Description of the task
Omit all pictures. Quote the lines from the one with "What does this" through the end of the listing below, exactly as they appear.

Listing
— begin —

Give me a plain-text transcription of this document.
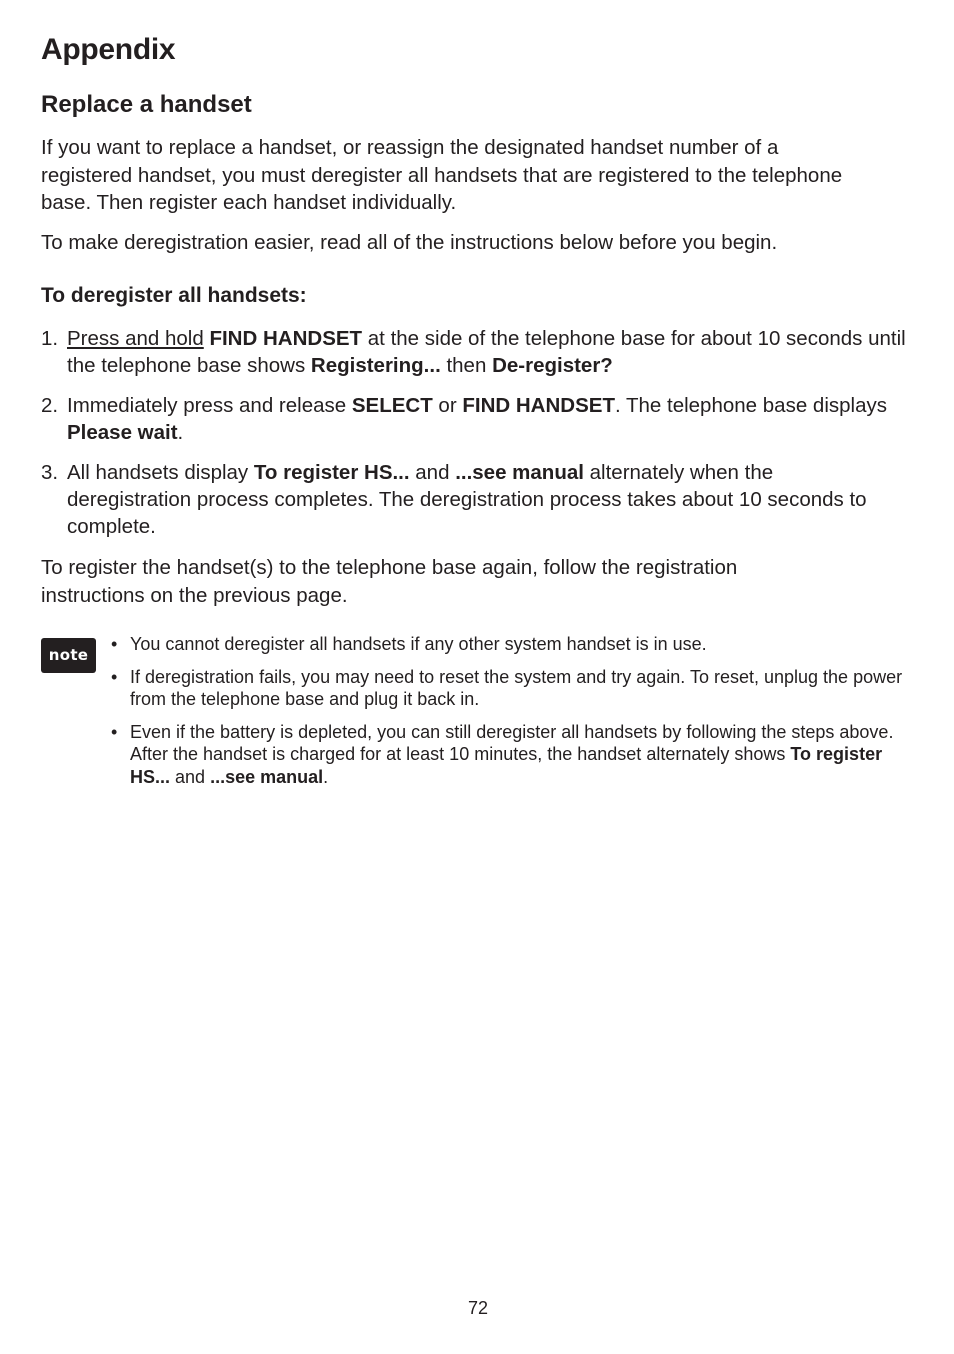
Appendix
Replace a handset

If you want to replace a handset, or reassign the designated handset number of a registered handset, you must deregister all handsets that are registered to the telephone base. Then register each handset individually.

To make deregistration easier, read all of the instructions below before you begin.

To deregister all handsets:
1. Press and hold FIND HANDSET at the side of the telephone base for about 10 seconds until the telephone base shows Registering... then De-register?
2. Immediately press and release SELECT or FIND HANDSET. The telephone base displays Please wait.
3. All handsets display To register HS... and ...see manual alternately when the deregistration process completes. The deregistration process takes about 10 seconds to complete.

To register the handset(s) to the telephone base again, follow the registration instructions on the previous page.

note
• You cannot deregister all handsets if any other system handset is in use.
• If deregistration fails, you may need to reset the system and try again. To reset, unplug the power from the telephone base and plug it back in.
• Even if the battery is depleted, you can still deregister all handsets by following the steps above. After the handset is charged for at least 10 minutes, the handset alternately shows To register HS... and ...see manual.
72
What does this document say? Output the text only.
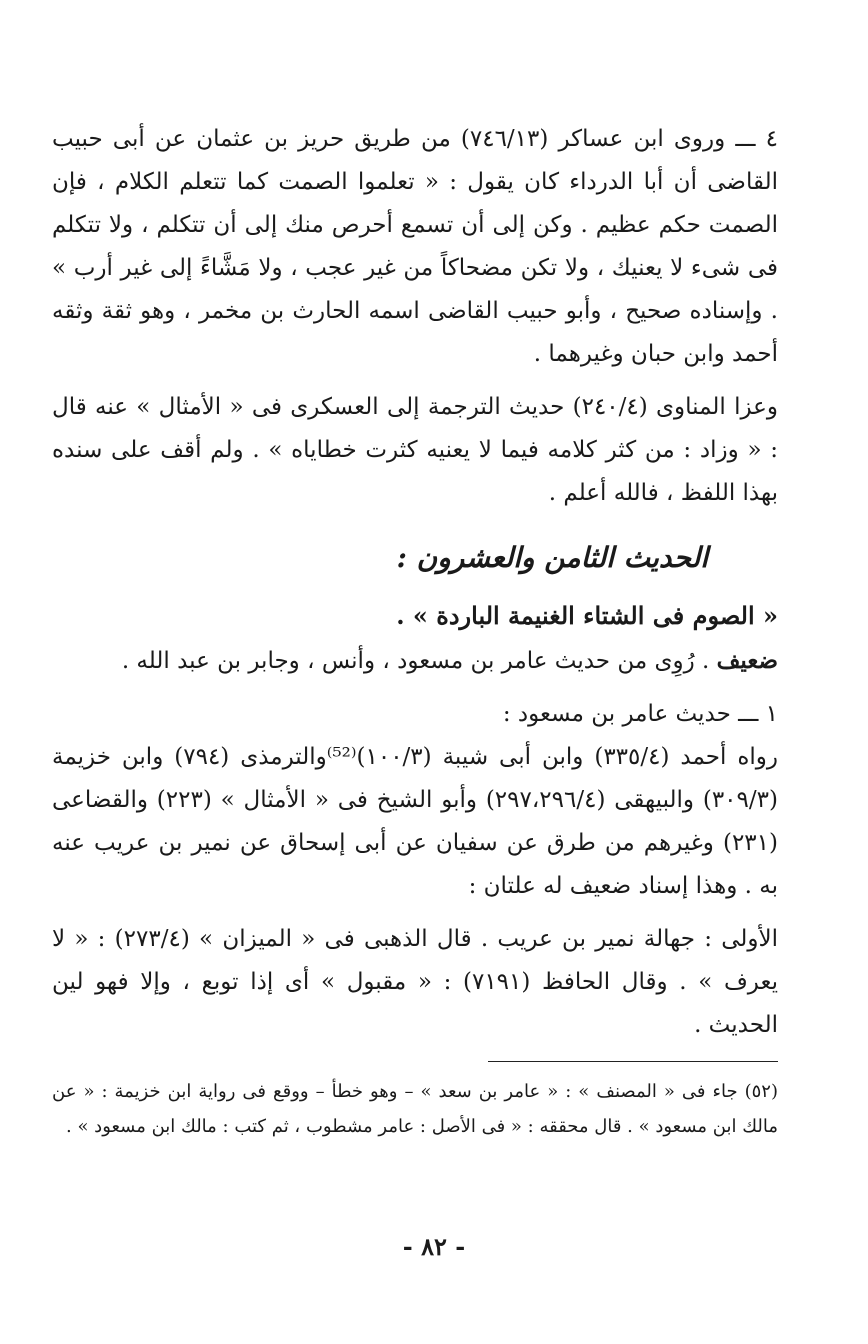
٤ ـــ وروى ابن عساكر (٧٤٦/١٣) من طريق حريز بن عثمان عن أبى حبيب القاضى أن أبا الدرداء كان يقول : « تعلموا الصمت كما تتعلم الكلام ، فإن الصمت حكم عظيم . وكن إلى أن تسمع أحرص منك إلى أن تتكلم ، ولا تتكلم فى شىء لا يعنيك ، ولا تكن مضحاكاً من غير عجب ، ولا مَشَّاءً إلى غير أرب » . وإسناده صحيح ، وأبو حبيب القاضى اسمه الحارث بن مخمر ، وهو ثقة وثقه أحمد وابن حبان وغيرهما .

وعزا المناوى (٢٤٠/٤) حديث الترجمة إلى العسكرى فى « الأمثال » عنه قال : « وزاد : من كثر كلامه فيما لا يعنيه كثرت خطاياه » . ولم أقف على سنده بهذا اللفظ ، فالله أعلم .

الحديث الثامن والعشرون :

« الصوم فى الشتاء الغنيمة الباردة » .

ضعيف . رُوِى من حديث عامر بن مسعود ، وأنس ، وجابر بن عبد الله .

١ ـــ حديث عامر بن مسعود :

رواه أحمد (٣٣٥/٤) وابن أبى شيبة (١٠٠/٣)⁽⁵²⁾والترمذى (٧٩٤) وابن خزيمة (٣٠٩/٣) والبيهقى (٢٩٧،٢٩٦/٤) وأبو الشيخ فى « الأمثال » (٢٢٣) والقضاعى (٢٣١) وغيرهم من طرق عن سفيان عن أبى إسحاق عن نمير بن عريب عنه به . وهذا إسناد ضعيف له علتان :

الأولى : جهالة نمير بن عريب . قال الذهبى فى « الميزان » (٢٧٣/٤) : « لا يعرف » . وقال الحافظ (٧١٩١) : « مقبول » أى إذا توبع ، وإلا فهو لين الحديث .

(٥٢) جاء فى « المصنف » : « عامر بن سعد » – وهو خطأ – ووقع فى رواية ابن خزيمة : « عن مالك ابن مسعود » . قال محققه : « فى الأصل : عامر مشطوب ، ثم كتب : مالك ابن مسعود » .

- ٨٢ -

— end —

The output
What does this document say? Output the text only.
٤ ـــ وروى ابن عساكر (٧٤٦/١٣) من طريق حريز بن عثمان عن أبى حبيب القاضى أن أبا الدرداء كان يقول : « تعلموا الصمت كما تتعلم الكلام ، فإن الصمت حكم عظيم . وكن إلى أن تسمع أحرص منك إلى أن تتكلم ، ولا تتكلم فى شىء لا يعنيك ، ولا تكن مضحاكاً من غير عجب ، ولا مَشَّاءً إلى غير أرب » . وإسناده صحيح ، وأبو حبيب القاضى اسمه الحارث بن مخمر ، وهو ثقة وثقه أحمد وابن حبان وغيرهما .

وعزا المناوى (٢٤٠/٤) حديث الترجمة إلى العسكرى فى « الأمثال » عنه قال : « وزاد : من كثر كلامه فيما لا يعنيه كثرت خطاياه » . ولم أقف على سنده بهذا اللفظ ، فالله أعلم .

الحديث الثامن والعشرون :

« الصوم فى الشتاء الغنيمة الباردة » .

ضعيف . رُوِى من حديث عامر بن مسعود ، وأنس ، وجابر بن عبد الله .

١ ـــ حديث عامر بن مسعود :

رواه أحمد (٣٣٥/٤) وابن أبى شيبة (١٠٠/٣)⁽⁵²⁾والترمذى (٧٩٤) وابن خزيمة (٣٠٩/٣) والبيهقى (٢٩٧،٢٩٦/٤) وأبو الشيخ فى « الأمثال » (٢٢٣) والقضاعى (٢٣١) وغيرهم من طرق عن سفيان عن أبى إسحاق عن نمير بن عريب عنه به . وهذا إسناد ضعيف له علتان :

الأولى : جهالة نمير بن عريب . قال الذهبى فى « الميزان » (٢٧٣/٤) : « لا يعرف » . وقال الحافظ (٧١٩١) : « مقبول » أى إذا توبع ، وإلا فهو لين الحديث .

(٥٢) جاء فى « المصنف » : « عامر بن سعد » – وهو خطأ – ووقع فى رواية ابن خزيمة : « عن مالك ابن مسعود » . قال محققه : « فى الأصل : عامر مشطوب ، ثم كتب : مالك ابن مسعود » .

- ٨٢ -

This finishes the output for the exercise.